■ **Task brief**
Filter this material down to the lines that hold "Quarter", copying each one.

───

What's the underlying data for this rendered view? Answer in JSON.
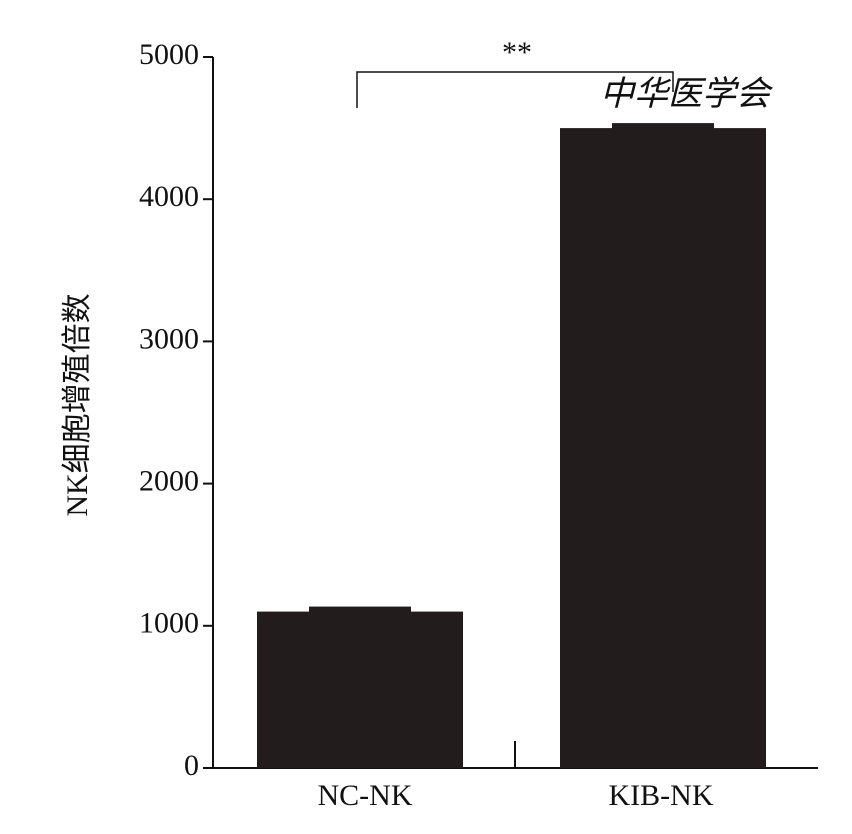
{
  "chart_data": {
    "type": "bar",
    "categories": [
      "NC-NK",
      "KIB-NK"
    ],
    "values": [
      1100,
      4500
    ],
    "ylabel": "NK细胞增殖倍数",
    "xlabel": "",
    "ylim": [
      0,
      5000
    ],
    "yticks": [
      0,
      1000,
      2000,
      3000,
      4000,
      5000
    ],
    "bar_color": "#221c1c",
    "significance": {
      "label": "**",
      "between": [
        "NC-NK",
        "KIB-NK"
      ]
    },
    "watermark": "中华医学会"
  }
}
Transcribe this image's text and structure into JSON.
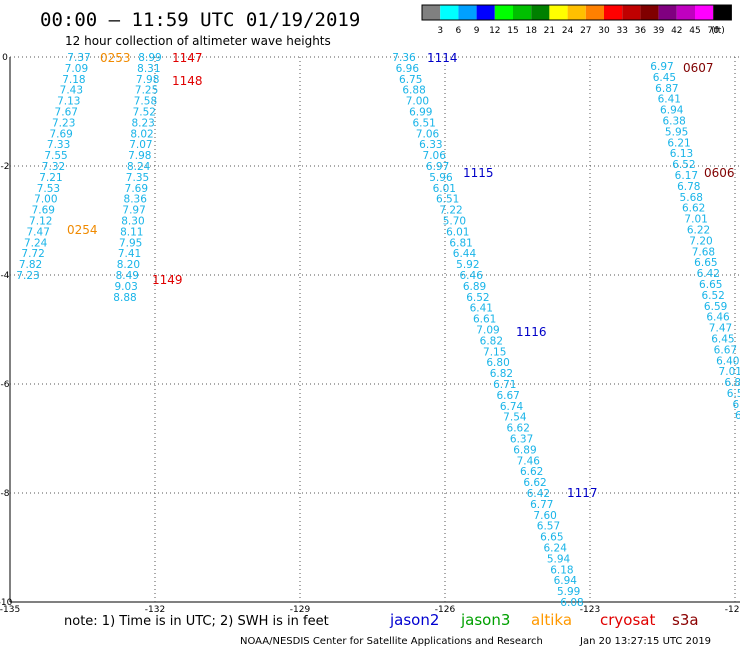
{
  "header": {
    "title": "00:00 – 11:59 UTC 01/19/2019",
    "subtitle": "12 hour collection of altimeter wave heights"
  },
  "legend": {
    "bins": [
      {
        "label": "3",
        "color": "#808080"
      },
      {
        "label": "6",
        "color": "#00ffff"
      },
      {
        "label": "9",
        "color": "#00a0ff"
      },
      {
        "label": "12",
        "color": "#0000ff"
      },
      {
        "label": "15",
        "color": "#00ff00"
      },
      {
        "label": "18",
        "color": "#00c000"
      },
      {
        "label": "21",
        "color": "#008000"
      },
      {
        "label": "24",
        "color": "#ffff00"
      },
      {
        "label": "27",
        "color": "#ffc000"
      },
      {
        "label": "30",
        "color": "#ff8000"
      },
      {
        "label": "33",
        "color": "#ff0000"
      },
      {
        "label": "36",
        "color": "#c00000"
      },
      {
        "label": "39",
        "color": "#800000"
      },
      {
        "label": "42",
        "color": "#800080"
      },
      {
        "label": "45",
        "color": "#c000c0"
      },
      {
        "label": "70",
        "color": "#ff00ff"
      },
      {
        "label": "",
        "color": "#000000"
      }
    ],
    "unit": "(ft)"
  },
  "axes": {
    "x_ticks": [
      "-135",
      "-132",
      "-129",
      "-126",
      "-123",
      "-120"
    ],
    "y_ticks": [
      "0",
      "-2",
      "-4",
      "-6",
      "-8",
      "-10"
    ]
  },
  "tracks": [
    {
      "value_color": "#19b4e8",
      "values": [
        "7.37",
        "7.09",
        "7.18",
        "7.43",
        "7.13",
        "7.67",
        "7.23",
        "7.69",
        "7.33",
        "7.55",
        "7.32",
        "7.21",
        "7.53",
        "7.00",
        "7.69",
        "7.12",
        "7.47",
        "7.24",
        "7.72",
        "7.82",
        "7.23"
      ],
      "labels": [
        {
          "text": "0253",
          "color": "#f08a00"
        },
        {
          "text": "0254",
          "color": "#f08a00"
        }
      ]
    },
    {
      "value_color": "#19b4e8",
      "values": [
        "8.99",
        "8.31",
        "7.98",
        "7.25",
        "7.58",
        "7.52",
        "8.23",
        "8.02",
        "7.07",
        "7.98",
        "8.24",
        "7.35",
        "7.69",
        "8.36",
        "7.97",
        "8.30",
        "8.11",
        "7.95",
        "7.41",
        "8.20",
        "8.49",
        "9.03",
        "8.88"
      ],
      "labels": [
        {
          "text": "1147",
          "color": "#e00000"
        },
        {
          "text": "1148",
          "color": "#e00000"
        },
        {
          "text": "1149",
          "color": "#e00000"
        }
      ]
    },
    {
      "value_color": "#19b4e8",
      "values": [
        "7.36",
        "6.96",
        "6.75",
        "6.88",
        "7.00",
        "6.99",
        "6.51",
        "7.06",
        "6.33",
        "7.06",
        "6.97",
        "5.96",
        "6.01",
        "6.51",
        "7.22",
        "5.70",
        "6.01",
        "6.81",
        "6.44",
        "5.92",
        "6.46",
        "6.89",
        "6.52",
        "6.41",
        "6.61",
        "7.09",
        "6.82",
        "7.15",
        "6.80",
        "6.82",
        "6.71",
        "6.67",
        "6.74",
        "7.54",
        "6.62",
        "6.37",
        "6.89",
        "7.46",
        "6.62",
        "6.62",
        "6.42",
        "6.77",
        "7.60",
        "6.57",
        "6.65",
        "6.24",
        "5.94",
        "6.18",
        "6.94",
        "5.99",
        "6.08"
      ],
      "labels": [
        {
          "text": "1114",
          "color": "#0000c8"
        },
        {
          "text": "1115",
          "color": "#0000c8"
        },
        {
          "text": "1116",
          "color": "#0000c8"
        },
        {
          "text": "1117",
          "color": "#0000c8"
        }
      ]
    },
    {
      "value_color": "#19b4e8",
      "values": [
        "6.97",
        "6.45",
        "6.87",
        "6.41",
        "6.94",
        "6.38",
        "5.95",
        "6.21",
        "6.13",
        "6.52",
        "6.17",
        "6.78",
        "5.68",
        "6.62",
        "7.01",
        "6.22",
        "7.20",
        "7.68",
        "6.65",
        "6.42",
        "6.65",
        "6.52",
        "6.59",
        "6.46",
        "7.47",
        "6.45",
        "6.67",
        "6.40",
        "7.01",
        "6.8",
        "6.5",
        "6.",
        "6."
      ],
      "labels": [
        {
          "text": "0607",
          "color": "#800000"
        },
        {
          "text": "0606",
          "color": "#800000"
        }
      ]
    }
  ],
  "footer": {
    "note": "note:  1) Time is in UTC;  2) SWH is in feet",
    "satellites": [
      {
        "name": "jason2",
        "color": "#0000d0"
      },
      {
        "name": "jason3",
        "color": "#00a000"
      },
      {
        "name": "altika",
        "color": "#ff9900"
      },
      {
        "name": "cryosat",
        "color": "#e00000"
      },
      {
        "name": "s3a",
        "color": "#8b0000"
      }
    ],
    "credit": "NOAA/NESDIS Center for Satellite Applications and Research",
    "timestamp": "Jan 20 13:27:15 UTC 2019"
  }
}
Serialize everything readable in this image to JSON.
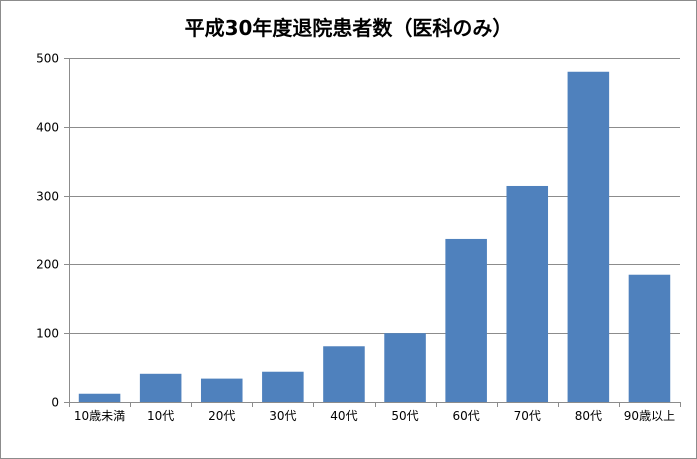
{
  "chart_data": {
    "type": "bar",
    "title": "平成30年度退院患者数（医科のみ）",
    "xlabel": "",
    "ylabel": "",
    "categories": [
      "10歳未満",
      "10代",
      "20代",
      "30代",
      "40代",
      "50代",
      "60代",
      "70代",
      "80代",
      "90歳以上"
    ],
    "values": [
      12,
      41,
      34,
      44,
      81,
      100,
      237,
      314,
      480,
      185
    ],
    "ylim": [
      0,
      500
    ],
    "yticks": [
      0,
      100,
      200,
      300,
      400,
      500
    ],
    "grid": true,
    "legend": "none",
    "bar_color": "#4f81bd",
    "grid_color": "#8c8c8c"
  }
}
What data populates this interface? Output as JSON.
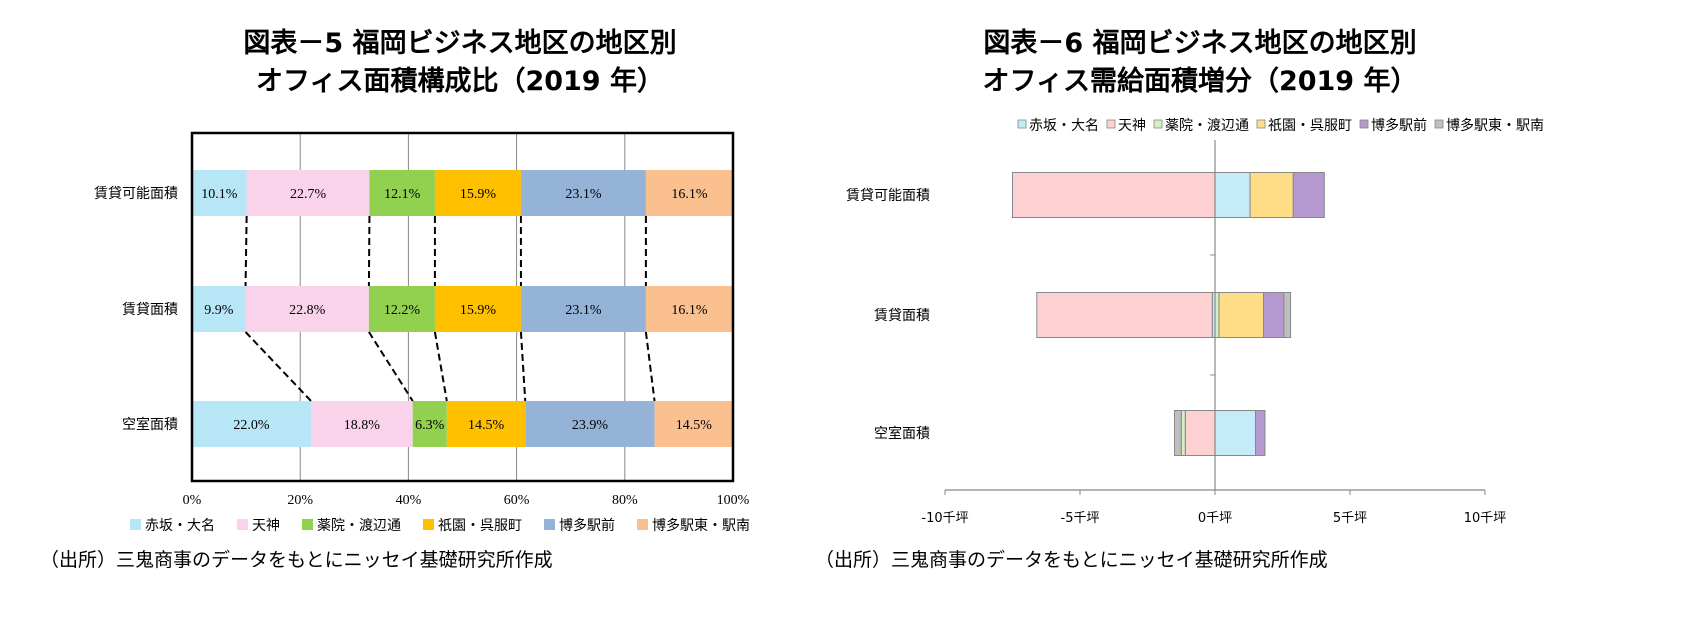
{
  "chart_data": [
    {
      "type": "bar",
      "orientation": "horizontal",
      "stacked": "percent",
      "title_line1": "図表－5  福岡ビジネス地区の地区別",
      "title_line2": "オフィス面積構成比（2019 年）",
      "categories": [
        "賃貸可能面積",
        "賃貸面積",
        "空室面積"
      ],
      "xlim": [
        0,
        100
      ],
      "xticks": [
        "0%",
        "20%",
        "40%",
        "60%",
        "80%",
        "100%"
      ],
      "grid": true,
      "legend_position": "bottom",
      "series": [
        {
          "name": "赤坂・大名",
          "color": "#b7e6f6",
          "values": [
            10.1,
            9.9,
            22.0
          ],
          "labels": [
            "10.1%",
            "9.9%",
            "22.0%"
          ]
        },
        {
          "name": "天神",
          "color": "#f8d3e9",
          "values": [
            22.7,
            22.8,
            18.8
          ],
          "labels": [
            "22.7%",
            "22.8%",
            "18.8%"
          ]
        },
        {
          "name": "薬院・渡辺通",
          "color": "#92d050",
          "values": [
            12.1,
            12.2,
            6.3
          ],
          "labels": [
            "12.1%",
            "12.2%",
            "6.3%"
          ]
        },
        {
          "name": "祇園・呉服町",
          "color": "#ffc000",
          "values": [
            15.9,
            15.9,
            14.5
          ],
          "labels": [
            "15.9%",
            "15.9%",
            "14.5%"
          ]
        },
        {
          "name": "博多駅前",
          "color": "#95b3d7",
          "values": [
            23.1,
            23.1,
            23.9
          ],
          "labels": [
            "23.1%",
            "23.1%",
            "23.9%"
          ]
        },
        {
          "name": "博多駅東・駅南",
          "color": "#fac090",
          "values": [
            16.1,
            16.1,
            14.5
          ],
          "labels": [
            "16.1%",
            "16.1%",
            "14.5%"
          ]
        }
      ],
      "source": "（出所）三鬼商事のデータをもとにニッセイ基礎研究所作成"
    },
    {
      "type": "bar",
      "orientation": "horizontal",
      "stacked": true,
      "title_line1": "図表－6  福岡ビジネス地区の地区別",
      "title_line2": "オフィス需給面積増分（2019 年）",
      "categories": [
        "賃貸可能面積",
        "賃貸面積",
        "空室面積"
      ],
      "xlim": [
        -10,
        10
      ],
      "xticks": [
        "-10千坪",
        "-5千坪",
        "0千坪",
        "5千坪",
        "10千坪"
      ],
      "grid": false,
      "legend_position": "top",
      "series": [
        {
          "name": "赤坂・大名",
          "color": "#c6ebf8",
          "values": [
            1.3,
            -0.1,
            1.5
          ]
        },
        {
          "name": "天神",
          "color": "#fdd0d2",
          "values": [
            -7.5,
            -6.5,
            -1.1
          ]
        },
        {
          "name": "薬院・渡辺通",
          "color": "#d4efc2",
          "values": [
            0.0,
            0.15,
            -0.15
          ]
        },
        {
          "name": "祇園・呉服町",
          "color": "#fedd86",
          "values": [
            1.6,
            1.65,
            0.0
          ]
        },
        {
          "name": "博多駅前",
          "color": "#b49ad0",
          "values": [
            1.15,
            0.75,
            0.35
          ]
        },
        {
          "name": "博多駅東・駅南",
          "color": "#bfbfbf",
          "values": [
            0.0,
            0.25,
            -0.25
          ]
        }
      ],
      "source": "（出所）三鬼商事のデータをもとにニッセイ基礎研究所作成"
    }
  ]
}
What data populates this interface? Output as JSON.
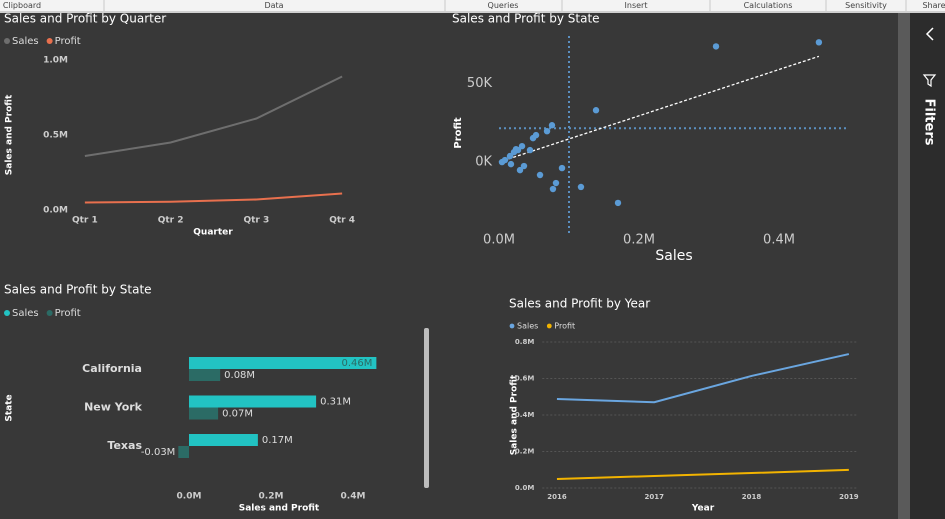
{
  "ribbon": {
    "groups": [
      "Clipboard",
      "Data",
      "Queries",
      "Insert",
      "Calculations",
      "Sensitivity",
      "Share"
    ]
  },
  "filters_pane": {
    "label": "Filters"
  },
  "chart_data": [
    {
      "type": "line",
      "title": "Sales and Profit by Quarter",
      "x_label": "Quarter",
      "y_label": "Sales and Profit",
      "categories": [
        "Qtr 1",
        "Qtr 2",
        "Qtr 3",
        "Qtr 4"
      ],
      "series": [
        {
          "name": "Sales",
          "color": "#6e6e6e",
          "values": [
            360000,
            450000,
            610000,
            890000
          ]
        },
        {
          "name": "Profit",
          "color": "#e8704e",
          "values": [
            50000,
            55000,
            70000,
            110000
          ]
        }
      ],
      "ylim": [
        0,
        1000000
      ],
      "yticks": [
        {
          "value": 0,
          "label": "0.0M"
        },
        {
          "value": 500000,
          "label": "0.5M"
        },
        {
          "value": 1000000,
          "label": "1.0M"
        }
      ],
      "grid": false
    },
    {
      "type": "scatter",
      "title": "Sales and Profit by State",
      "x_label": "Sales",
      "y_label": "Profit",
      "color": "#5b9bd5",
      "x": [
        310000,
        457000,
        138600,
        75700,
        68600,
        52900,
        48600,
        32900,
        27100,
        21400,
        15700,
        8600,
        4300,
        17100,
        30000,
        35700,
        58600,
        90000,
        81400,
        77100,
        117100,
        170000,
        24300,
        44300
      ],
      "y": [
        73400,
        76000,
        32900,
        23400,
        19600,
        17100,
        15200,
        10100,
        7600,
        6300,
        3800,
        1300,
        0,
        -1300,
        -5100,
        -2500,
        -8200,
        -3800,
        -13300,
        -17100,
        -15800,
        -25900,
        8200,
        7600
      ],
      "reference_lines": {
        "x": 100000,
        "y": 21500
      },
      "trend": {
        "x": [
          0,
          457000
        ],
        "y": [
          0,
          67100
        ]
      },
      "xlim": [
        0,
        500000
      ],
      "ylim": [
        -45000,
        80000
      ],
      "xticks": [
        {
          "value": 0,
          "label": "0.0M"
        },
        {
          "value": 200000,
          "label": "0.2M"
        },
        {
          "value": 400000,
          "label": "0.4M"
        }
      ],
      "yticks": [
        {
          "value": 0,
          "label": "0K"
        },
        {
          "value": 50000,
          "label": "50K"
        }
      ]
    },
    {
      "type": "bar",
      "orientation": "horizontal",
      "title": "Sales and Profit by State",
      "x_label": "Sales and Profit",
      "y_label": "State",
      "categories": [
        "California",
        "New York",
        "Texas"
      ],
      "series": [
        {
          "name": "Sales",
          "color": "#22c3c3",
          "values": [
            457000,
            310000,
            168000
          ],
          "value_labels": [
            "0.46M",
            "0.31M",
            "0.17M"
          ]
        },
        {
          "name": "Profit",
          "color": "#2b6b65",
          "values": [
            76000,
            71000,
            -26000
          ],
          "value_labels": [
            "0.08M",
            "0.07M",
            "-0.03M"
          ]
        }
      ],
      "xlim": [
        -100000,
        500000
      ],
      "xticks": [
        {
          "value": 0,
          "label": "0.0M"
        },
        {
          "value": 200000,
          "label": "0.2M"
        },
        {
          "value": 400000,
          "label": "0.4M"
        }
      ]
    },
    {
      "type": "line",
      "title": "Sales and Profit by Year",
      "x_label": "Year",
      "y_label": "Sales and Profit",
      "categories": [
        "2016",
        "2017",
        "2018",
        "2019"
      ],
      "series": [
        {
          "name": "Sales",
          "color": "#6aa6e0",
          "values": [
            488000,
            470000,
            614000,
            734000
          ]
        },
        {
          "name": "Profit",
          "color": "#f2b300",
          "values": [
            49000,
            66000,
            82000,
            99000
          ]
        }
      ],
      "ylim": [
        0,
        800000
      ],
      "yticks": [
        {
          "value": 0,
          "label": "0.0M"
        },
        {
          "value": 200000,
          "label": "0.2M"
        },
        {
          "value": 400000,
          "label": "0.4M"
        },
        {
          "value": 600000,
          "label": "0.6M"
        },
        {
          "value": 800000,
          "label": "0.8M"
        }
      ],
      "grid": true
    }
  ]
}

───

■ **Full output**
      "title": "Sales and Profit by Quarter",
      "x_label": "Quarter",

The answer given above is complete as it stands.